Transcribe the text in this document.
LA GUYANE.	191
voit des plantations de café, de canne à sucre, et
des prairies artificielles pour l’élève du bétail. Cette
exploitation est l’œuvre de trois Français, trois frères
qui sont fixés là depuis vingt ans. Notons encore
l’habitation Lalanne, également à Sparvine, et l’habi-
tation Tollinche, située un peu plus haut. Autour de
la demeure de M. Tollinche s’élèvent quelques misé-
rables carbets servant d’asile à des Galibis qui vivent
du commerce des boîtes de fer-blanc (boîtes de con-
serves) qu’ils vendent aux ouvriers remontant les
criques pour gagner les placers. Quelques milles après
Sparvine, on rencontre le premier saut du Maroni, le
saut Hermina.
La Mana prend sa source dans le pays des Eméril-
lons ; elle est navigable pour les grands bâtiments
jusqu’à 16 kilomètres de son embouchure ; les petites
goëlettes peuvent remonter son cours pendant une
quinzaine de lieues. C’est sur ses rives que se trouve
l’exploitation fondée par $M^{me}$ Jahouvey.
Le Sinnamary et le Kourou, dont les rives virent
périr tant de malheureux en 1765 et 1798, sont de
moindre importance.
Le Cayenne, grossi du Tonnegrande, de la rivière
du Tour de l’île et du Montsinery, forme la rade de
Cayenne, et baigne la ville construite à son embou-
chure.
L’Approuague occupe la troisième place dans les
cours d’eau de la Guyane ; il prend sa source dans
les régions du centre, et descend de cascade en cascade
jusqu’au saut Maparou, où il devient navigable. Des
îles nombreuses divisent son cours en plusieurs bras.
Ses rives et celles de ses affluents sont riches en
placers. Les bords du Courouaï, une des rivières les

========================================

- **Required task**:
Print all of the entries exactly as they are written.

- **Answer to this task**:
Transcribe the text in this document.
LA GUYANE.	191
voit des plantations de café, de canne à sucre, et
des prairies artificielles pour l’élève du bétail. Cette
exploitation est l’œuvre de trois Français, trois frères
qui sont fixés là depuis vingt ans. Notons encore
l’habitation Lalanne, également à Sparvine, et l’habi-
tation Tollinche, située un peu plus haut. Autour de
la demeure de M. Tollinche s’élèvent quelques misé-
rables carbets servant d’asile à des Galibis qui vivent
du commerce des boîtes de fer-blanc (boîtes de con-
serves) qu’ils vendent aux ouvriers remontant les
criques pour gagner les placers. Quelques milles après
Sparvine, on rencontre le premier saut du Maroni, le
saut Hermina.
La Mana prend sa source dans le pays des Eméril-
lons ; elle est navigable pour les grands bâtiments
jusqu’à 16 kilomètres de son embouchure ; les petites
goëlettes peuvent remonter son cours pendant une
quinzaine de lieues. C’est sur ses rives que se trouve
l’exploitation fondée par $M^{me}$ Jahouvey.
Le Sinnamary et le Kourou, dont les rives virent
périr tant de malheureux en 1765 et 1798, sont de
moindre importance.
Le Cayenne, grossi du Tonnegrande, de la rivière
du Tour de l’île et du Montsinery, forme la rade de
Cayenne, et baigne la ville construite à son embou-
chure.
L’Approuague occupe la troisième place dans les
cours d’eau de la Guyane ; il prend sa source dans
les régions du centre, et descend de cascade en cascade
jusqu’au saut Maparou, où il devient navigable. Des
îles nombreuses divisent son cours en plusieurs bras.
Ses rives et celles de ses affluents sont riches en
placers. Les bords du Courouaï, une des rivières les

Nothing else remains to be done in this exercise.